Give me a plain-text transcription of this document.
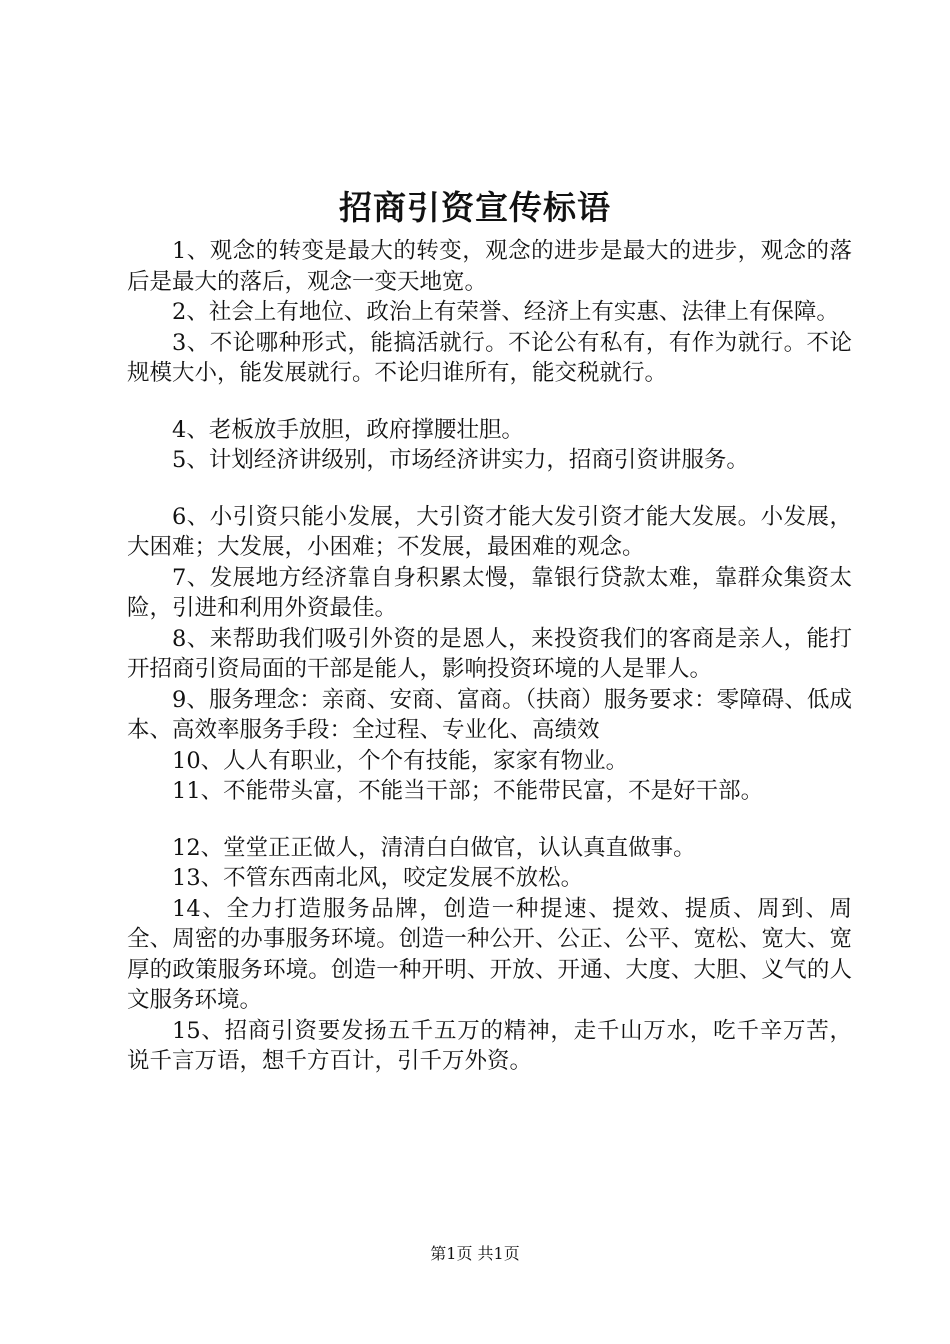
招商引资宣传标语

1、观念的转变是最大的转变，观念的进步是最大的进步，观念的落后是最大的落后，观念一变天地宽。

2、社会上有地位、政治上有荣誉、经济上有实惠、法律上有保障。

3、不论哪种形式，能搞活就行。不论公有私有，有作为就行。不论规模大小，能发展就行。不论归谁所有，能交税就行。

4、老板放手放胆，政府撑腰壮胆。

5、计划经济讲级别，市场经济讲实力，招商引资讲服务。

6、小引资只能小发展，大引资才能大发引资才能大发展。小发展，大困难；大发展，小困难；不发展，最困难的观念。

7、发展地方经济靠自身积累太慢，靠银行贷款太难，靠群众集资太险，引进和利用外资最佳。

8、来帮助我们吸引外资的是恩人，来投资我们的客商是亲人，能打开招商引资局面的干部是能人，影响投资环境的人是罪人。

9、服务理念：亲商、安商、富商。（扶商）服务要求：零障碍、低成本、高效率服务手段：全过程、专业化、高绩效

10、人人有职业，个个有技能，家家有物业。

11、不能带头富，不能当干部；不能带民富，不是好干部。

12、堂堂正正做人，清清白白做官，认认真直做事。

13、不管东西南北风，咬定发展不放松。

14、全力打造服务品牌，创造一种提速、提效、提质、周到、周全、周密的办事服务环境。创造一种公开、公正、公平、宽松、宽大、宽厚的政策服务环境。创造一种开明、开放、开通、大度、大胆、义气的人文服务环境。

15、招商引资要发扬五千五万的精神，走千山万水，吃千辛万苦，说千言万语，想千方百计，引千万外资。

第1页 共1页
+ + + +
[Problem details]
Without including any pictures, output all the entries above exactly.

[Completed exercise]
Give me a plain-text transcription of this document.
招商引资宣传标语

1、观念的转变是最大的转变，观念的进步是最大的进步，观念的落后是最大的落后，观念一变天地宽。

2、社会上有地位、政治上有荣誉、经济上有实惠、法律上有保障。

3、不论哪种形式，能搞活就行。不论公有私有，有作为就行。不论规模大小，能发展就行。不论归谁所有，能交税就行。

4、老板放手放胆，政府撑腰壮胆。

5、计划经济讲级别，市场经济讲实力，招商引资讲服务。

6、小引资只能小发展，大引资才能大发引资才能大发展。小发展，大困难；大发展，小困难；不发展，最困难的观念。

7、发展地方经济靠自身积累太慢，靠银行贷款太难，靠群众集资太险，引进和利用外资最佳。

8、来帮助我们吸引外资的是恩人，来投资我们的客商是亲人，能打开招商引资局面的干部是能人，影响投资环境的人是罪人。

9、服务理念：亲商、安商、富商。（扶商）服务要求：零障碍、低成本、高效率服务手段：全过程、专业化、高绩效

10、人人有职业，个个有技能，家家有物业。

11、不能带头富，不能当干部；不能带民富，不是好干部。

12、堂堂正正做人，清清白白做官，认认真直做事。

13、不管东西南北风，咬定发展不放松。

14、全力打造服务品牌，创造一种提速、提效、提质、周到、周全、周密的办事服务环境。创造一种公开、公正、公平、宽松、宽大、宽厚的政策服务环境。创造一种开明、开放、开通、大度、大胆、义气的人文服务环境。

15、招商引资要发扬五千五万的精神，走千山万水，吃千辛万苦，说千言万语，想千方百计，引千万外资。

第1页 共1页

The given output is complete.